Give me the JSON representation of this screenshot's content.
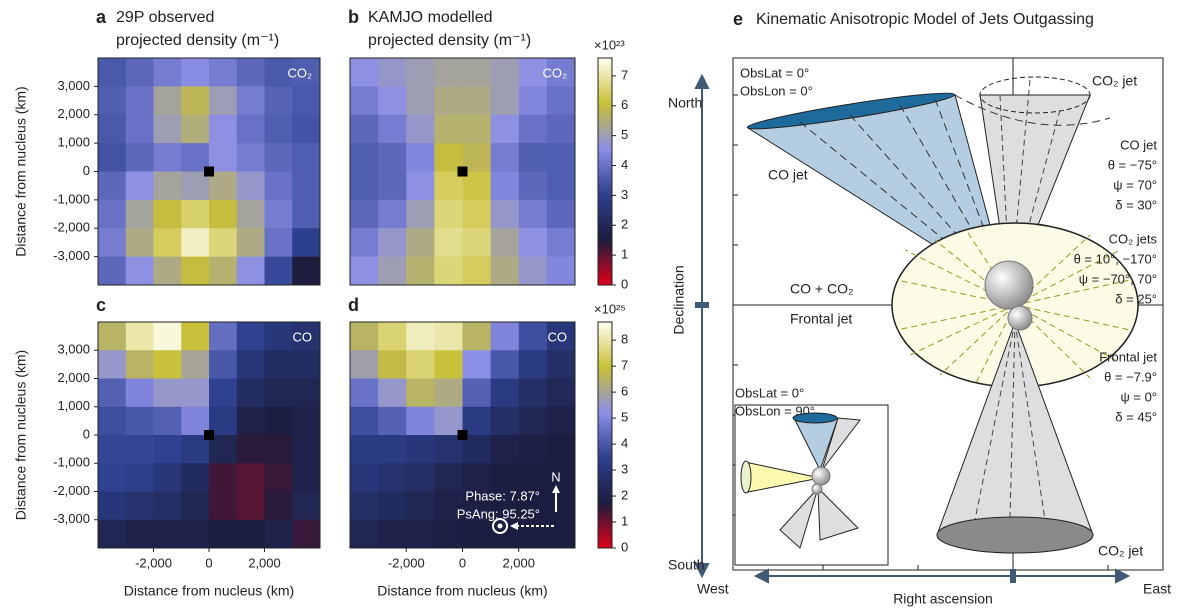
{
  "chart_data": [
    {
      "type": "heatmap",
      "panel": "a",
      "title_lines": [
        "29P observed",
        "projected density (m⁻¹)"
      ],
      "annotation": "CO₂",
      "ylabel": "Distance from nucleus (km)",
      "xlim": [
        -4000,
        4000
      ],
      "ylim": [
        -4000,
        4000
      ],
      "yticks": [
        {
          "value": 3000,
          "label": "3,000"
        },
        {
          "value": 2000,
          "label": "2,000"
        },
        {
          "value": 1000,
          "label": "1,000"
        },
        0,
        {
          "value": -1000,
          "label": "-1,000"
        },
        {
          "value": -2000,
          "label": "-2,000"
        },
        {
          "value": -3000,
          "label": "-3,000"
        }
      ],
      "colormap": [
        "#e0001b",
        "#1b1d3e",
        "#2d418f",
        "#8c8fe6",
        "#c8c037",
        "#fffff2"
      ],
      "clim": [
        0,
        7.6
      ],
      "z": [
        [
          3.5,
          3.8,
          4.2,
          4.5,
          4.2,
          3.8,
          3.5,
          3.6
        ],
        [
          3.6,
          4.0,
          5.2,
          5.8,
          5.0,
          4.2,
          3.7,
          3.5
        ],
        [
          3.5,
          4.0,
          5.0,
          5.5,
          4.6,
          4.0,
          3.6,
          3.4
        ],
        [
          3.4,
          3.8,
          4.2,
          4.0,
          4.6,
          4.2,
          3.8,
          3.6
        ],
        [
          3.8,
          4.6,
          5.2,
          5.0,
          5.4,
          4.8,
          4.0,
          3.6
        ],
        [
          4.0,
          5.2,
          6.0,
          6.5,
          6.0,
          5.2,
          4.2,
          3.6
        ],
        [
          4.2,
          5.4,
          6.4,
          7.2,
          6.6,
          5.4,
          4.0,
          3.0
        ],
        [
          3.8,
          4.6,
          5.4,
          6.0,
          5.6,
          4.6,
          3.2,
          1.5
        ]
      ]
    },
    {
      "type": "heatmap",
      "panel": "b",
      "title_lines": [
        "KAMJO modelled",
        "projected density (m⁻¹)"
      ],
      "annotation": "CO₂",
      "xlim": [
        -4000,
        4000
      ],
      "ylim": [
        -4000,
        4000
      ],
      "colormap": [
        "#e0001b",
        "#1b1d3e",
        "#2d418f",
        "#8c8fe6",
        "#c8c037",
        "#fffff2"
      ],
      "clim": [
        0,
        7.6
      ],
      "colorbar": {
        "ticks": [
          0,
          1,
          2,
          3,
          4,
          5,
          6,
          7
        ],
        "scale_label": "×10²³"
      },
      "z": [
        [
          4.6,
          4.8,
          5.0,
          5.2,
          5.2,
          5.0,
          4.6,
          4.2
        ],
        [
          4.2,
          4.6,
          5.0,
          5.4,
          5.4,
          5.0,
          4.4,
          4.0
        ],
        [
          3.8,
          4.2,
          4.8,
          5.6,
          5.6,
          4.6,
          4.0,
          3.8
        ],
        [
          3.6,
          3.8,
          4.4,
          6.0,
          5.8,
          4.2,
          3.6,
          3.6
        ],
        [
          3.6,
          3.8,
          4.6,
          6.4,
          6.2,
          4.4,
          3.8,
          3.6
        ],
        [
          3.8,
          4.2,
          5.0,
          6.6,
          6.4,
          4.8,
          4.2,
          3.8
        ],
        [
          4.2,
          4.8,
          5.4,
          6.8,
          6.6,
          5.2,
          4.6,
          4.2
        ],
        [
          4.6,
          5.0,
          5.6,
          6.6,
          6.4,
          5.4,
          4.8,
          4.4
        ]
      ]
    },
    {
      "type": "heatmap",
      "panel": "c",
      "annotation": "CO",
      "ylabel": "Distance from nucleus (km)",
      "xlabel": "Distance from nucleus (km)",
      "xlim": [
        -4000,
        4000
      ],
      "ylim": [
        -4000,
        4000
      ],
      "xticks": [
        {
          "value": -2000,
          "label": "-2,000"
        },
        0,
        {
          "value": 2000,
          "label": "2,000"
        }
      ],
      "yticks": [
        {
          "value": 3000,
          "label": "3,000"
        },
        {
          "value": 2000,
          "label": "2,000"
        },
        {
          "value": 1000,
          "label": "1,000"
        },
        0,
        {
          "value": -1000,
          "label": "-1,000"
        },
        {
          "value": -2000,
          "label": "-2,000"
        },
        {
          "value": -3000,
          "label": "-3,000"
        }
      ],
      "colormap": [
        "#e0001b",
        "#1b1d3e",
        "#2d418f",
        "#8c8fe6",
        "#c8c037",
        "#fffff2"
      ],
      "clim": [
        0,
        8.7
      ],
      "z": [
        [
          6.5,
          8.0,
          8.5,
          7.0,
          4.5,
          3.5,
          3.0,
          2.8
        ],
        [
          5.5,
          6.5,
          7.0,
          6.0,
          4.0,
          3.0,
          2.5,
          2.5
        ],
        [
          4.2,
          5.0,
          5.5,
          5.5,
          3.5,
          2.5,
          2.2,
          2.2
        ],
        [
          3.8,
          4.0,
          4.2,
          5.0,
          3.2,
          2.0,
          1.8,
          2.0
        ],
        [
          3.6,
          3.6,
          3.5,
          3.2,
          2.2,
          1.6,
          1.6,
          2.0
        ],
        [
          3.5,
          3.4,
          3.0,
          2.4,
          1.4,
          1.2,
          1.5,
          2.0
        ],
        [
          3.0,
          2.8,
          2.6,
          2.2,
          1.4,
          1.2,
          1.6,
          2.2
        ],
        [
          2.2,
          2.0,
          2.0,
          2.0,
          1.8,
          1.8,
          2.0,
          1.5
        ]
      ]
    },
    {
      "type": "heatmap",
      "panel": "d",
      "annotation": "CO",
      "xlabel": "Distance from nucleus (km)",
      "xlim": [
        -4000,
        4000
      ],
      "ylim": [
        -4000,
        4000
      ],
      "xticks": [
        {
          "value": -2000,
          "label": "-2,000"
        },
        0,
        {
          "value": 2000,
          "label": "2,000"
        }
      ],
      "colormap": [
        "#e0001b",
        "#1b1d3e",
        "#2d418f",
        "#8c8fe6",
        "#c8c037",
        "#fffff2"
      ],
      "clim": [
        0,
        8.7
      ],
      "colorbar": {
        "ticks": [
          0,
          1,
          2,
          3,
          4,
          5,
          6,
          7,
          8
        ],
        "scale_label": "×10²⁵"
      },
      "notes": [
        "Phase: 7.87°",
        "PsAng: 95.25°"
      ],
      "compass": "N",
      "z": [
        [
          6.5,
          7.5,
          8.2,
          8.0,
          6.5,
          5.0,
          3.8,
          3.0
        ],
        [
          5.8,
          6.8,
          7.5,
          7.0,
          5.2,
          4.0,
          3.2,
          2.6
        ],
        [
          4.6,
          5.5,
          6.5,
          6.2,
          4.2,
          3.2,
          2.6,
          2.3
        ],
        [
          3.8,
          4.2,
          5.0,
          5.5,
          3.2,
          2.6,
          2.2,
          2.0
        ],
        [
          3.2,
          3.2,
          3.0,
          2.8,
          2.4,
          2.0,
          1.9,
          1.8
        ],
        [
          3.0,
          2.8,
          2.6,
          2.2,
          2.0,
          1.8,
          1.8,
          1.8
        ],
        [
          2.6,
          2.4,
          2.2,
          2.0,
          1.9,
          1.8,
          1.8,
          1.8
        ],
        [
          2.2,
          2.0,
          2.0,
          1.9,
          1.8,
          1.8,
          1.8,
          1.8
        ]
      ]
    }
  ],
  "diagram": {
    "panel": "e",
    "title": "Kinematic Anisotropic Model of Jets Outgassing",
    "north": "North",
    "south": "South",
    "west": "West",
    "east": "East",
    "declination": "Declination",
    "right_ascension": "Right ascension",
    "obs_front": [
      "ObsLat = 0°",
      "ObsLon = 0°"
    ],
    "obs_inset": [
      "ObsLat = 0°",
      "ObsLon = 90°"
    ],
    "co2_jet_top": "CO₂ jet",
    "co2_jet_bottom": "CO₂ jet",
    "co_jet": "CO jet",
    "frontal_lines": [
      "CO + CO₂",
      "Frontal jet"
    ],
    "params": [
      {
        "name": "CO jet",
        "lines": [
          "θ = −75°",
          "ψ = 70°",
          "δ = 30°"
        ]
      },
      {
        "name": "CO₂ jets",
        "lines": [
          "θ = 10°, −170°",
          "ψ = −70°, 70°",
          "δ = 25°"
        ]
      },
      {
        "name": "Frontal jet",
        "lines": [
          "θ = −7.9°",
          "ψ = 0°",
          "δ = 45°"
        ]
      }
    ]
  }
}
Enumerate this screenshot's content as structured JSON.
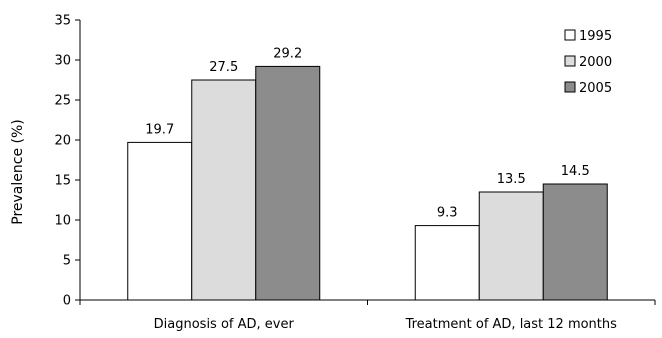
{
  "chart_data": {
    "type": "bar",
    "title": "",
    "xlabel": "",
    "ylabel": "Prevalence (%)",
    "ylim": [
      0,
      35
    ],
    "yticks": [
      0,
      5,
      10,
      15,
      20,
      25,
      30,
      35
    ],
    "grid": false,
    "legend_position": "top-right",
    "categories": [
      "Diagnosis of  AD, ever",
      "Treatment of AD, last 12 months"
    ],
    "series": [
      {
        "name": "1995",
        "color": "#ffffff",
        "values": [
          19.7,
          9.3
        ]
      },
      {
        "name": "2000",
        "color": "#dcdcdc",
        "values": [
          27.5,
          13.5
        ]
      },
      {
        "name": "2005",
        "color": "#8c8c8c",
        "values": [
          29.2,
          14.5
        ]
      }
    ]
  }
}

________________________

Your task is to gather all lines from the entries above that hold the word "screenshot".

ANSWER TO THE EXERCISE:
Give me the JSON representation of this screenshot's content.
Enumerate this screenshot's content as structured JSON.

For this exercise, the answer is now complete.